[Start of Provided records]

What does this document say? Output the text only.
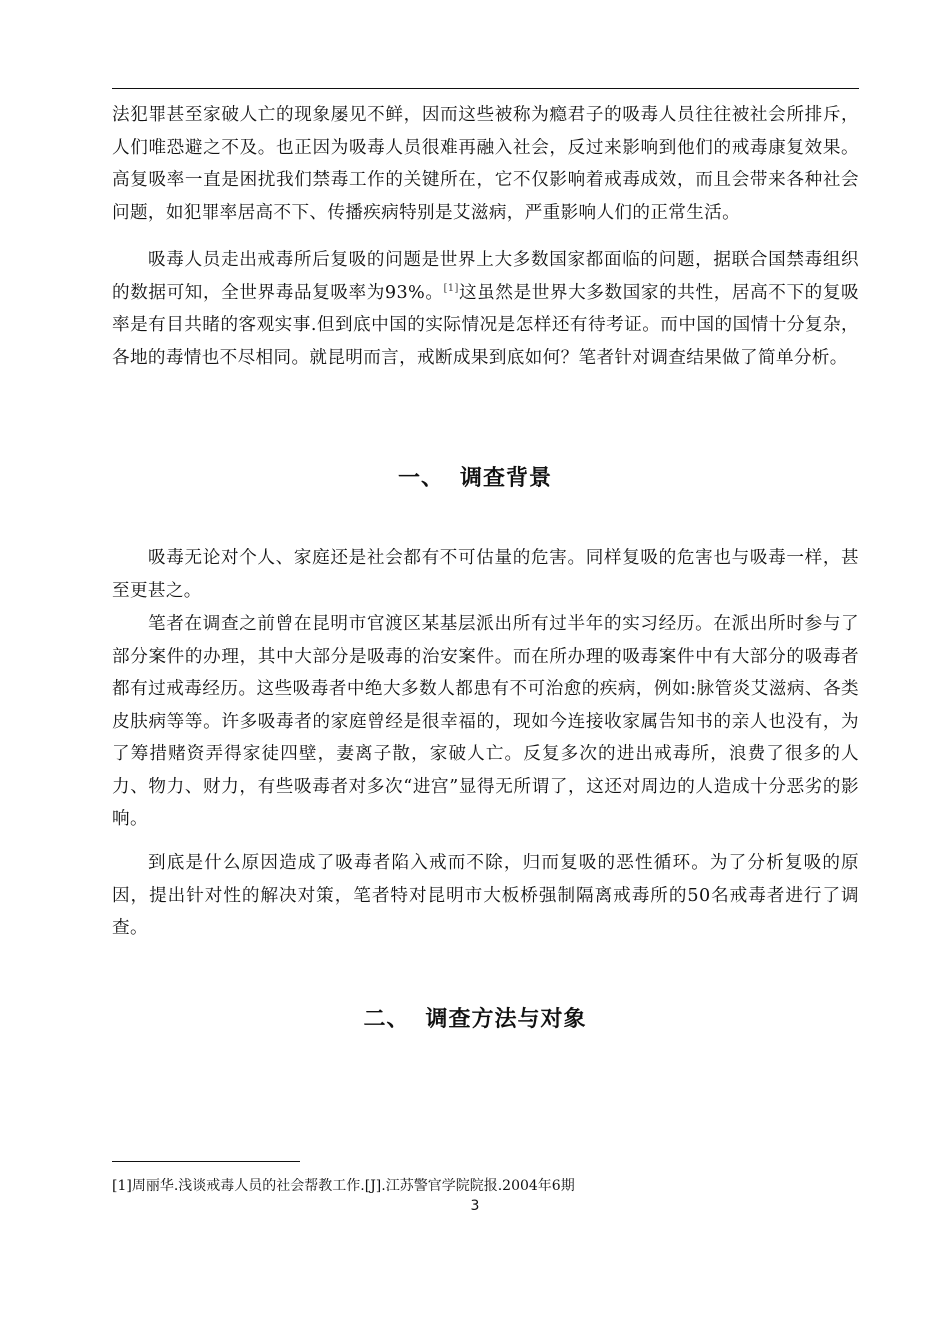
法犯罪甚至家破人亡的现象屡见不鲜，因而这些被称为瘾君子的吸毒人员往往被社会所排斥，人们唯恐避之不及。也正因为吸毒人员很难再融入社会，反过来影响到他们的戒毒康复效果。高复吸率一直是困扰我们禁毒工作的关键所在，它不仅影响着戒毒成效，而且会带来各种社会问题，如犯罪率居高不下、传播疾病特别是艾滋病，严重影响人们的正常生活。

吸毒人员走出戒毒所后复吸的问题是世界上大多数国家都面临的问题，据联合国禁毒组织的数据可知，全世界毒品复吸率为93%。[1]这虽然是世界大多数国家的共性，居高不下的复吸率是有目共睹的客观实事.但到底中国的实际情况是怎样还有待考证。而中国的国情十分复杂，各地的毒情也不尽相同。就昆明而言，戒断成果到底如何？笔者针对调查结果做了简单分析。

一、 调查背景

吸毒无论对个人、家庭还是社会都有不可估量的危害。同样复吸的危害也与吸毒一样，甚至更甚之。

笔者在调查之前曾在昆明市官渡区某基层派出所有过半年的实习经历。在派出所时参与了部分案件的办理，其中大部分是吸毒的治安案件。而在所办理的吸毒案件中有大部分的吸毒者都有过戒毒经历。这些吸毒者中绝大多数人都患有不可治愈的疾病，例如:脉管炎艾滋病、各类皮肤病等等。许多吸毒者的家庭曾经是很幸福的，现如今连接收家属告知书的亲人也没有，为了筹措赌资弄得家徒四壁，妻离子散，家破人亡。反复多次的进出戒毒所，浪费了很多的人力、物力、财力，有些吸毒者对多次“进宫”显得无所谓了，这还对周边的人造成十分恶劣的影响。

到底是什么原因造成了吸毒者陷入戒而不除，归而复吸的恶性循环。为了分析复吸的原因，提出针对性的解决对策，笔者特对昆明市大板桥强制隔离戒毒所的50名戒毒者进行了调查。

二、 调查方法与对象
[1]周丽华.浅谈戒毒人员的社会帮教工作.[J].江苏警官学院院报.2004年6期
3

[End of Provided records]

### Short problem
Pictures in the data above should not be copied; transcribe everything else exactly.

### Result
What does this document say? Output the text only.
法犯罪甚至家破人亡的现象屡见不鲜，因而这些被称为瘾君子的吸毒人员往往被社会所排斥，人们唯恐避之不及。也正因为吸毒人员很难再融入社会，反过来影响到他们的戒毒康复效果。高复吸率一直是困扰我们禁毒工作的关键所在，它不仅影响着戒毒成效，而且会带来各种社会问题，如犯罪率居高不下、传播疾病特别是艾滋病，严重影响人们的正常生活。

吸毒人员走出戒毒所后复吸的问题是世界上大多数国家都面临的问题，据联合国禁毒组织的数据可知，全世界毒品复吸率为93%。[1]这虽然是世界大多数国家的共性，居高不下的复吸率是有目共睹的客观实事.但到底中国的实际情况是怎样还有待考证。而中国的国情十分复杂，各地的毒情也不尽相同。就昆明而言，戒断成果到底如何？笔者针对调查结果做了简单分析。

一、 调查背景

吸毒无论对个人、家庭还是社会都有不可估量的危害。同样复吸的危害也与吸毒一样，甚至更甚之。

笔者在调查之前曾在昆明市官渡区某基层派出所有过半年的实习经历。在派出所时参与了部分案件的办理，其中大部分是吸毒的治安案件。而在所办理的吸毒案件中有大部分的吸毒者都有过戒毒经历。这些吸毒者中绝大多数人都患有不可治愈的疾病，例如:脉管炎艾滋病、各类皮肤病等等。许多吸毒者的家庭曾经是很幸福的，现如今连接收家属告知书的亲人也没有，为了筹措赌资弄得家徒四壁，妻离子散，家破人亡。反复多次的进出戒毒所，浪费了很多的人力、物力、财力，有些吸毒者对多次“进宫”显得无所谓了，这还对周边的人造成十分恶劣的影响。

到底是什么原因造成了吸毒者陷入戒而不除，归而复吸的恶性循环。为了分析复吸的原因，提出针对性的解决对策，笔者特对昆明市大板桥强制隔离戒毒所的50名戒毒者进行了调查。

二、 调查方法与对象
[1]周丽华.浅谈戒毒人员的社会帮教工作.[J].江苏警官学院院报.2004年6期
3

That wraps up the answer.